Objective - According to the passage on enlarging time to file an appeal, on what date was the lower court Judgment delivered?

Quoted text -
◇ ◇ ◇ ◇

On Enlargement of Time to File an Appeal:

[12]  Section 79G of the Civil Procedure Act is explicit. It provides as follows:

"Every appeal from a subordinate court to the High Court shall  be filed within a period of 30 days from the date of the decree or order appealed against excluding from such period any time which the lower court may certify as having been requisite for preparation and delivery to the appellant of a   copy of the decree or order:

Provided that an appeal may be admitted out of time if the appellant satisfies the court that he had good and sufficient cause for not filing the appeal."

[13]  It the light of the aforestated provision, Order 50 Rule 6 of the Civil Procedure Rules, 2010 stipulates that:

"Where a limited time has been fixed for the doing of any act or taking any proceedings under these Rules, or by summary notice or by order of the court, the court shall have power to  enlarge such time upon such terms (if any) as the justice of the    case may require, and such enlargement may be ordered although the application for the same is not made until after the expiration of the time appointed or allowed..."

[14]Clearly therefore, the Court does have the discretion to enlarge time where necessary; the only consideration being whether sufficient cause has been shown for the exercise of the discretion under the aforementioned provisions. And, it is now settled that some of the guiding principles are:

[a] That there be a good and reasonable explanation for the delay;

[b] That the application be brought without undue delay;

[c] That no prejudice will be suffered by Respondent.

[15]  There appears to be no controversy that the lower court Judgment was delivered on 20 November 2018 in the absence of the Applicant and his Counsel. It is on this basis that the Applicant contends that he has good cause for complaint. The Respondent discounted this argument and asserted that notice was indeed given, a copy whereof was annexed to the Replying Affidavit as Annexure "JW-1". It is noteworthy however that is a general notice that made no particular reference to a specific case. Secondly, it is in reference to the cases that were due for Judgment and Ruling on 15 November 2018; whereas in the averments made herein, the subject suit was for Judgment on 8 November 2018. I would therefore agree with the explanation proffered by the Applicant that failure by his Counsel to attend court on 20 November 2018 as being plausible in the circumstances; and there is no gainsaying that the application was brought without undue delay from the time the existence of the Judgment was brought to the attention of Counsel.

◇ ◇ ◇ ◇

Data extract -
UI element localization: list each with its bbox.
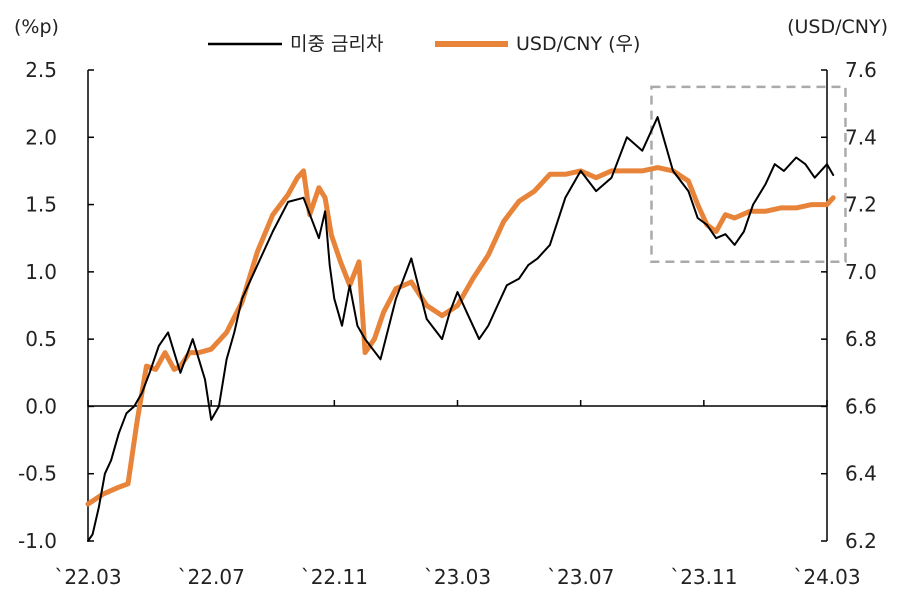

◇ ◇ ◇ ◇

Result of the exercise - 20 November 2018